■ AIM OF THE EXERCISE:
Pick out each line with the word "Wind" from the material that follows.

■ PROVIDED RECORDS:
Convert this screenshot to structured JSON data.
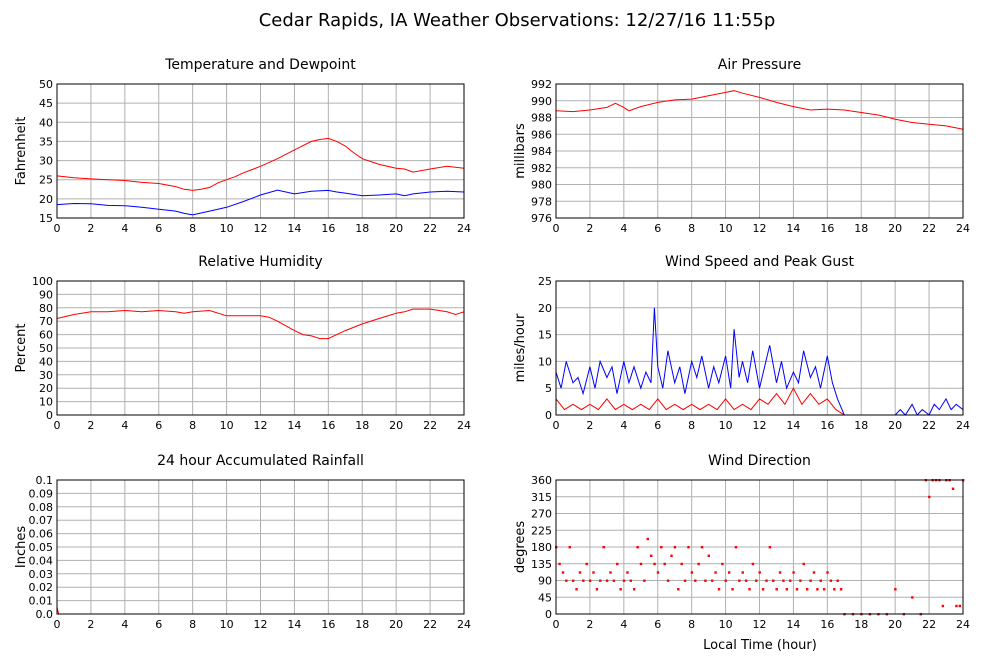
{
  "page_title": "Cedar Rapids, IA Weather Observations: 12/27/16 11:55p",
  "x_axis_label": "Local Time (hour)",
  "chart_data": [
    {
      "type": "line",
      "title": "Temperature and Dewpoint",
      "ylabel": "Fahrenheit",
      "xlim": [
        0,
        24
      ],
      "ylim": [
        15,
        50
      ],
      "x_ticks": [
        0,
        2,
        4,
        6,
        8,
        10,
        12,
        14,
        16,
        18,
        20,
        22,
        24
      ],
      "y_ticks": [
        15,
        20,
        25,
        30,
        35,
        40,
        45,
        50
      ],
      "grid": true,
      "series": [
        {
          "color": "#ff0000",
          "x": [
            0,
            1,
            2,
            3,
            4,
            5,
            6,
            7,
            7.5,
            8,
            8.5,
            9,
            9.5,
            10,
            10.5,
            11,
            12,
            13,
            14,
            15,
            15.5,
            16,
            16.5,
            17,
            17.5,
            18,
            19,
            20,
            20.5,
            21,
            22,
            23,
            24
          ],
          "y": [
            26,
            25.5,
            25.2,
            25,
            24.8,
            24.3,
            24,
            23.2,
            22.5,
            22.2,
            22.5,
            23,
            24.2,
            25,
            25.8,
            26.8,
            28.5,
            30.5,
            32.8,
            35,
            35.5,
            35.8,
            35,
            33.8,
            32,
            30.5,
            29,
            28,
            27.8,
            27,
            27.8,
            28.5,
            28
          ]
        },
        {
          "color": "#0000ff",
          "x": [
            0,
            1,
            2,
            3,
            4,
            5,
            6,
            7,
            7.5,
            8,
            8.5,
            9,
            10,
            11,
            12,
            13,
            14,
            15,
            16,
            16.5,
            17,
            18,
            19,
            20,
            20.5,
            21,
            22,
            23,
            24
          ],
          "y": [
            18.5,
            18.8,
            18.7,
            18.3,
            18.2,
            17.8,
            17.3,
            16.8,
            16.2,
            15.8,
            16.3,
            16.8,
            17.8,
            19.3,
            21,
            22.3,
            21.3,
            22,
            22.2,
            21.8,
            21.5,
            20.8,
            21,
            21.3,
            20.8,
            21.3,
            21.8,
            22,
            21.8
          ]
        }
      ]
    },
    {
      "type": "line",
      "title": "Air Pressure",
      "ylabel": "millibars",
      "xlim": [
        0,
        24
      ],
      "ylim": [
        976,
        992
      ],
      "x_ticks": [
        0,
        2,
        4,
        6,
        8,
        10,
        12,
        14,
        16,
        18,
        20,
        22,
        24
      ],
      "y_ticks": [
        976,
        978,
        980,
        982,
        984,
        986,
        988,
        990,
        992
      ],
      "grid": true,
      "series": [
        {
          "color": "#ff0000",
          "x": [
            0,
            1,
            2,
            3,
            3.5,
            4,
            4.3,
            5,
            6,
            7,
            8,
            9,
            10,
            10.5,
            11,
            12,
            13,
            14,
            15,
            16,
            17,
            18,
            19,
            20,
            21,
            22,
            23,
            24
          ],
          "y": [
            988.8,
            988.7,
            988.9,
            989.2,
            989.7,
            989.2,
            988.8,
            989.3,
            989.8,
            990.1,
            990.2,
            990.6,
            991.0,
            991.2,
            990.9,
            990.4,
            989.8,
            989.3,
            988.9,
            989.0,
            988.9,
            988.6,
            988.3,
            987.8,
            987.4,
            987.2,
            987.0,
            986.6
          ]
        }
      ]
    },
    {
      "type": "line",
      "title": "Relative Humidity",
      "ylabel": "Percent",
      "xlim": [
        0,
        24
      ],
      "ylim": [
        0,
        100
      ],
      "x_ticks": [
        0,
        2,
        4,
        6,
        8,
        10,
        12,
        14,
        16,
        18,
        20,
        22,
        24
      ],
      "y_ticks": [
        0,
        10,
        20,
        30,
        40,
        50,
        60,
        70,
        80,
        90,
        100
      ],
      "grid": true,
      "series": [
        {
          "color": "#ff0000",
          "x": [
            0,
            1,
            2,
            3,
            4,
            5,
            6,
            7,
            7.5,
            8,
            9,
            10,
            11,
            12,
            12.5,
            13,
            14,
            14.5,
            15,
            15.5,
            16,
            16.5,
            17,
            18,
            19,
            20,
            20.5,
            21,
            22,
            23,
            23.5,
            24
          ],
          "y": [
            72,
            75,
            77,
            77,
            78,
            77,
            78,
            77,
            76,
            77,
            78,
            74,
            74,
            74,
            73,
            70,
            63,
            60,
            59,
            57,
            57,
            60,
            63,
            68,
            72,
            76,
            77,
            79,
            79,
            77,
            75,
            77
          ]
        }
      ]
    },
    {
      "type": "line",
      "title": "Wind Speed and Peak Gust",
      "ylabel": "miles/hour",
      "xlim": [
        0,
        24
      ],
      "ylim": [
        0,
        25
      ],
      "x_ticks": [
        0,
        2,
        4,
        6,
        8,
        10,
        12,
        14,
        16,
        18,
        20,
        22,
        24
      ],
      "y_ticks": [
        0,
        5,
        10,
        15,
        20,
        25
      ],
      "grid": true,
      "series": [
        {
          "color": "#0000ff",
          "x": [
            0,
            0.3,
            0.6,
            1,
            1.3,
            1.6,
            2,
            2.3,
            2.6,
            3,
            3.3,
            3.6,
            4,
            4.3,
            4.6,
            5,
            5.3,
            5.6,
            5.8,
            6,
            6.3,
            6.6,
            7,
            7.3,
            7.6,
            8,
            8.3,
            8.6,
            9,
            9.3,
            9.6,
            10,
            10.3,
            10.5,
            10.8,
            11,
            11.3,
            11.6,
            12,
            12.3,
            12.6,
            13,
            13.3,
            13.6,
            14,
            14.3,
            14.6,
            15,
            15.3,
            15.6,
            16,
            16.3,
            16.6,
            17,
            17.5,
            18,
            18.5,
            19,
            19.5,
            20,
            20.3,
            20.6,
            21,
            21.3,
            21.6,
            22,
            22.3,
            22.6,
            23,
            23.3,
            23.6,
            24
          ],
          "y": [
            8,
            5,
            10,
            6,
            7,
            4,
            9,
            5,
            10,
            7,
            9,
            4,
            10,
            6,
            9,
            5,
            8,
            6,
            20,
            9,
            5,
            12,
            6,
            9,
            4,
            10,
            7,
            11,
            5,
            9,
            6,
            11,
            5,
            16,
            7,
            10,
            6,
            12,
            5,
            9,
            13,
            6,
            10,
            5,
            8,
            6,
            12,
            7,
            9,
            5,
            11,
            6,
            3,
            0,
            0,
            0,
            0,
            0,
            0,
            0,
            1,
            0,
            2,
            0,
            1,
            0,
            2,
            1,
            3,
            1,
            2,
            1
          ]
        },
        {
          "color": "#ff0000",
          "x": [
            0,
            0.5,
            1,
            1.5,
            2,
            2.5,
            3,
            3.5,
            4,
            4.5,
            5,
            5.5,
            6,
            6.5,
            7,
            7.5,
            8,
            8.5,
            9,
            9.5,
            10,
            10.5,
            11,
            11.5,
            12,
            12.5,
            13,
            13.5,
            14,
            14.5,
            15,
            15.5,
            16,
            16.5,
            17
          ],
          "y": [
            3,
            1,
            2,
            1,
            2,
            1,
            3,
            1,
            2,
            1,
            2,
            1,
            3,
            1,
            2,
            1,
            2,
            1,
            2,
            1,
            3,
            1,
            2,
            1,
            3,
            2,
            4,
            2,
            5,
            2,
            4,
            2,
            3,
            1,
            0
          ]
        }
      ]
    },
    {
      "type": "line",
      "title": "24 hour Accumulated Rainfall",
      "ylabel": "Inches",
      "xlim": [
        0,
        24
      ],
      "ylim": [
        0,
        0.1
      ],
      "x_ticks": [
        0,
        2,
        4,
        6,
        8,
        10,
        12,
        14,
        16,
        18,
        20,
        22,
        24
      ],
      "y_ticks": [
        "0.0",
        "0.01",
        "0.02",
        "0.03",
        "0.04",
        "0.05",
        "0.06",
        "0.07",
        "0.08",
        "0.09",
        "0.1"
      ],
      "grid": true,
      "series": [
        {
          "color": "#ff0000",
          "x": [
            0,
            0.1,
            24
          ],
          "y": [
            0.005,
            0,
            0
          ]
        }
      ]
    },
    {
      "type": "scatter",
      "title": "Wind Direction",
      "ylabel": "degrees",
      "xlabel": "Local Time (hour)",
      "xlim": [
        0,
        24
      ],
      "ylim": [
        0,
        360
      ],
      "x_ticks": [
        0,
        2,
        4,
        6,
        8,
        10,
        12,
        14,
        16,
        18,
        20,
        22,
        24
      ],
      "y_ticks": [
        0,
        45,
        90,
        135,
        180,
        225,
        270,
        315,
        360
      ],
      "grid": true,
      "series": [
        {
          "color": "#ff0000",
          "x": [
            0,
            0.2,
            0.4,
            0.6,
            0.8,
            1,
            1.2,
            1.4,
            1.6,
            1.8,
            2,
            2.2,
            2.4,
            2.6,
            2.8,
            3,
            3.2,
            3.4,
            3.6,
            3.8,
            4,
            4.2,
            4.4,
            4.6,
            4.8,
            5,
            5.2,
            5.4,
            5.6,
            5.8,
            6,
            6.2,
            6.4,
            6.6,
            6.8,
            7,
            7.2,
            7.4,
            7.6,
            7.8,
            8,
            8.2,
            8.4,
            8.6,
            8.8,
            9,
            9.2,
            9.4,
            9.6,
            9.8,
            10,
            10.2,
            10.4,
            10.6,
            10.8,
            11,
            11.2,
            11.4,
            11.6,
            11.8,
            12,
            12.2,
            12.4,
            12.6,
            12.8,
            13,
            13.2,
            13.4,
            13.6,
            13.8,
            14,
            14.2,
            14.4,
            14.6,
            14.8,
            15,
            15.2,
            15.4,
            15.6,
            15.8,
            16,
            16.2,
            16.4,
            16.6,
            16.8,
            17,
            17.5,
            18,
            18.5,
            19,
            19.5,
            20,
            20.5,
            21,
            21.5,
            21.8,
            22,
            22.2,
            22.4,
            22.6,
            22.8,
            23,
            23.2,
            23.4,
            23.6,
            23.8,
            24
          ],
          "y": [
            180,
            135,
            112,
            90,
            180,
            90,
            67,
            112,
            90,
            135,
            90,
            112,
            67,
            90,
            180,
            90,
            112,
            90,
            135,
            67,
            90,
            112,
            90,
            67,
            180,
            135,
            90,
            202,
            157,
            135,
            112,
            180,
            135,
            90,
            157,
            180,
            67,
            135,
            90,
            180,
            112,
            90,
            135,
            180,
            90,
            157,
            90,
            112,
            67,
            135,
            90,
            112,
            67,
            180,
            90,
            112,
            90,
            67,
            135,
            90,
            112,
            67,
            90,
            180,
            90,
            67,
            112,
            90,
            67,
            90,
            112,
            67,
            90,
            135,
            67,
            90,
            112,
            67,
            90,
            67,
            112,
            90,
            67,
            90,
            67,
            0,
            0,
            0,
            0,
            0,
            0,
            67,
            0,
            45,
            0,
            360,
            315,
            360,
            360,
            360,
            22,
            360,
            360,
            337,
            22,
            22,
            360
          ]
        }
      ]
    }
  ]
}
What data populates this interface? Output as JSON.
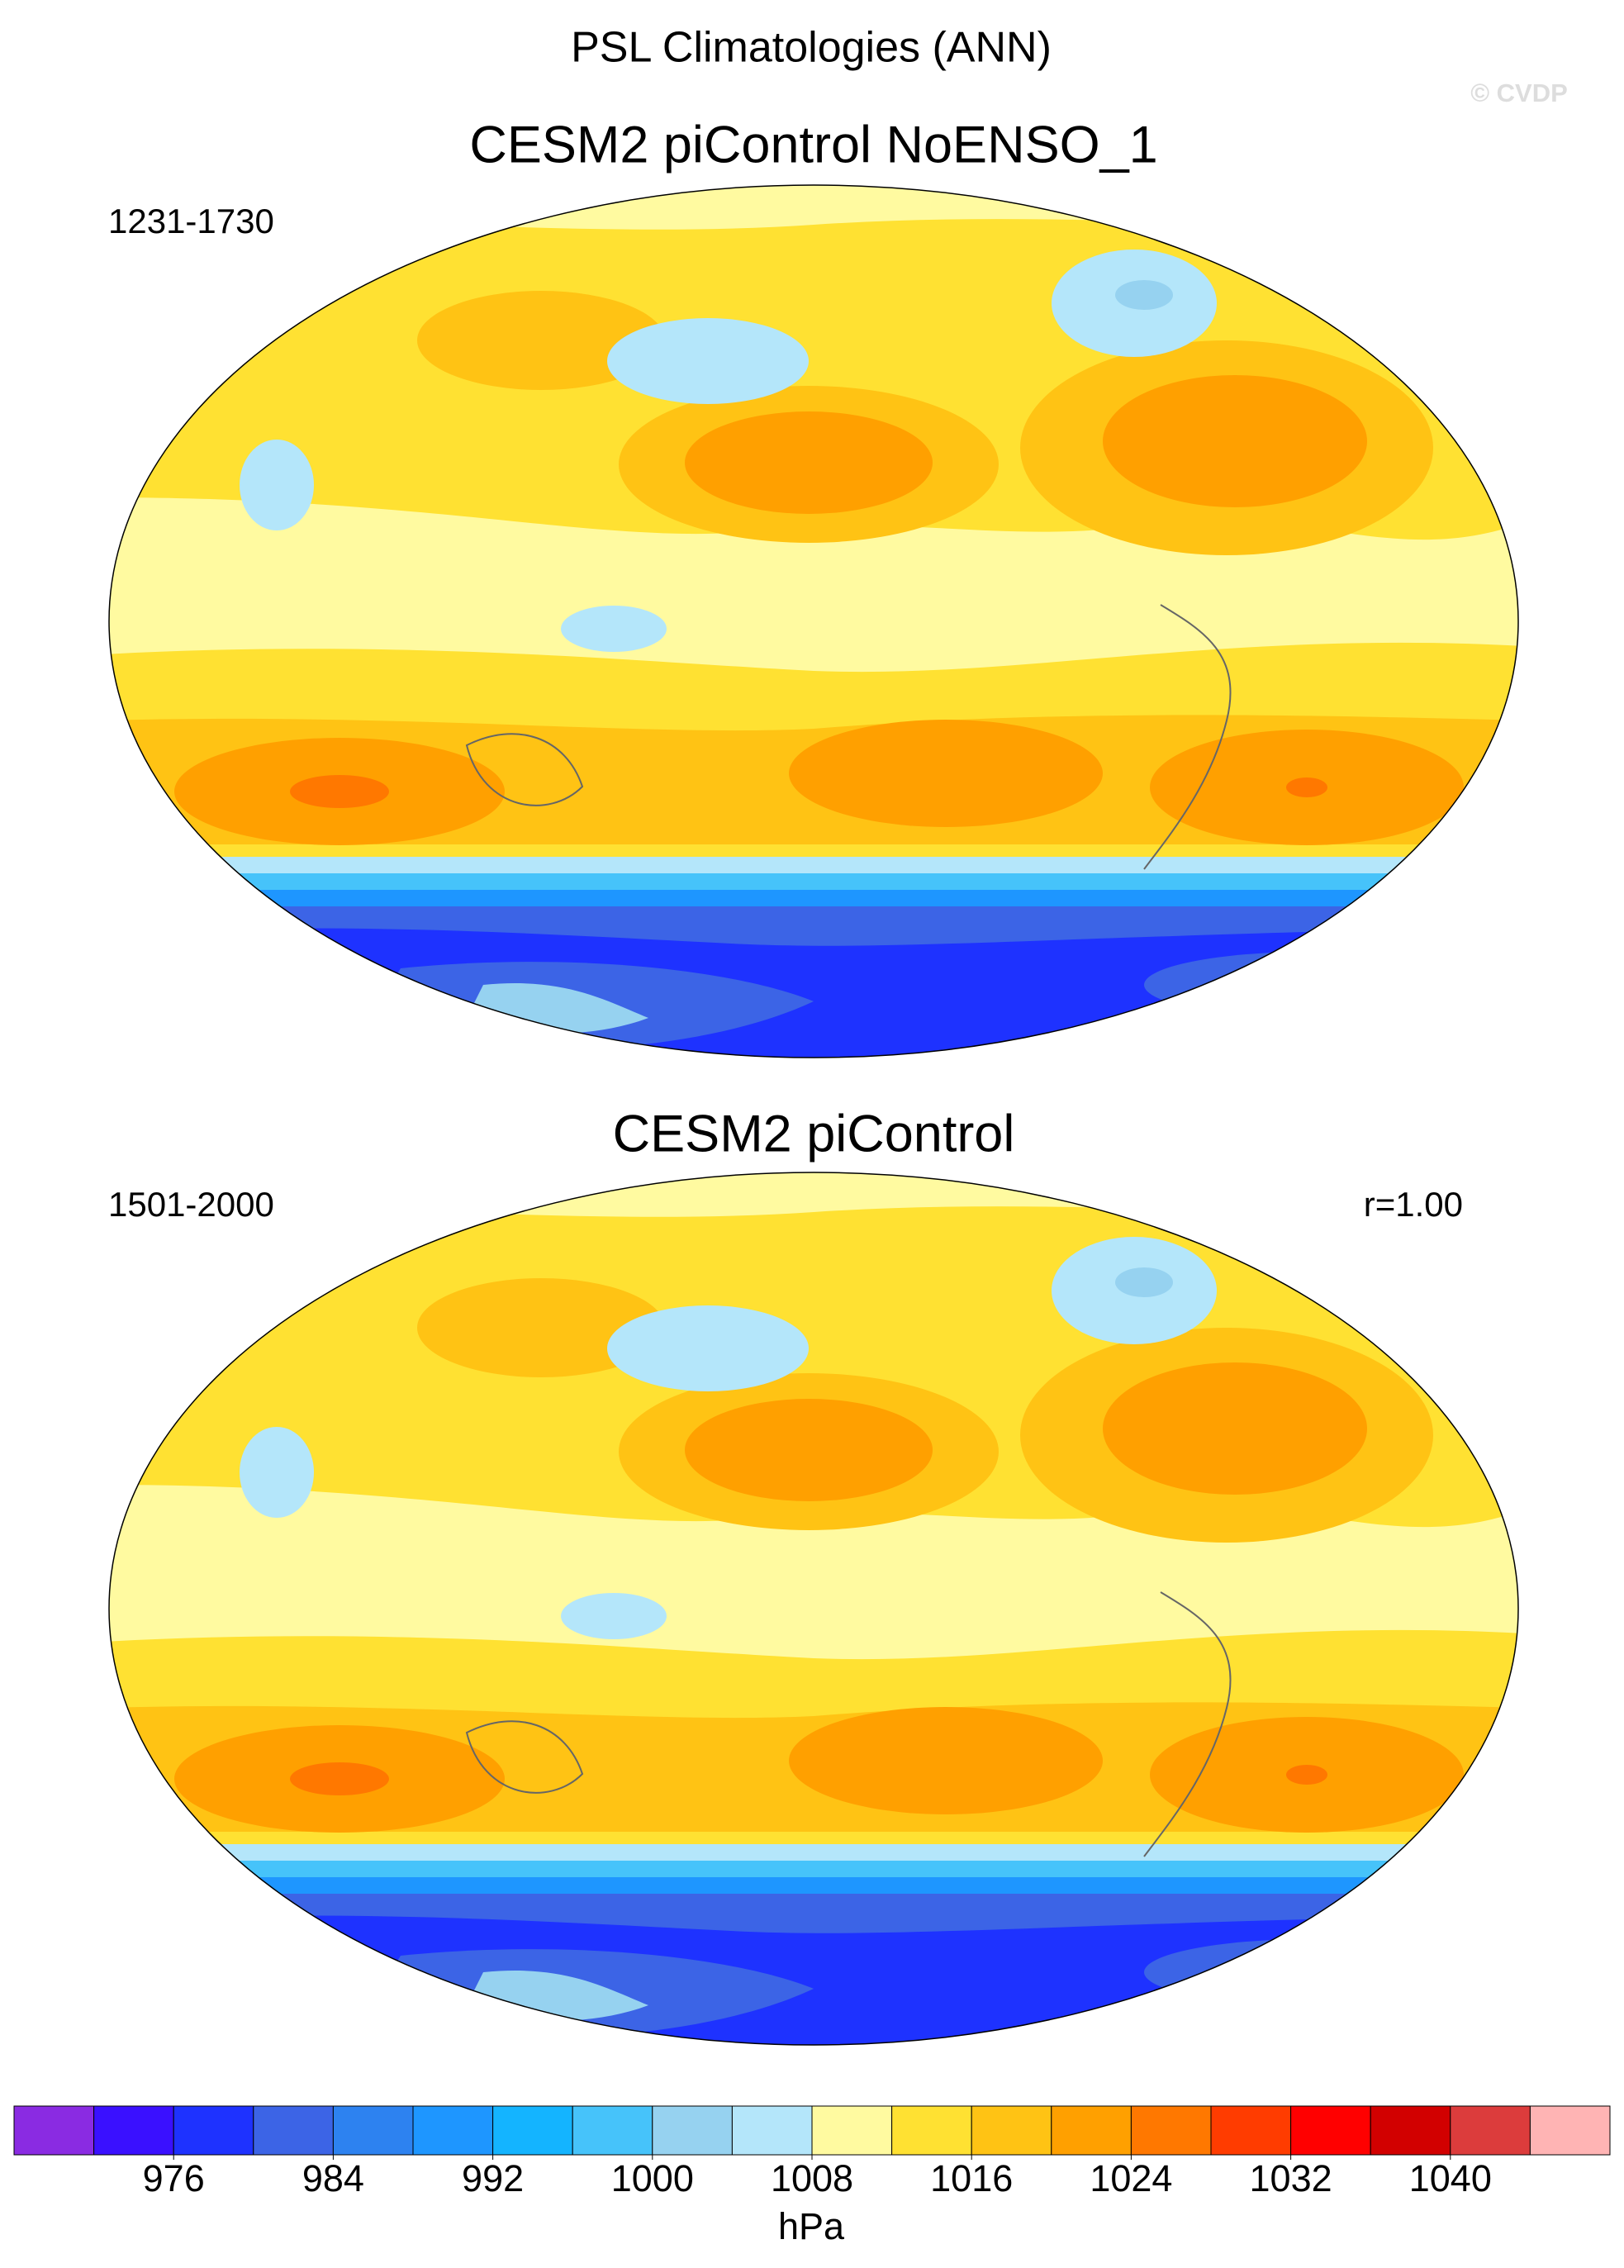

■ THE SOLUTION:
      "title": "Wind Speed and Peak Gust",
      "title": "Wind Direction",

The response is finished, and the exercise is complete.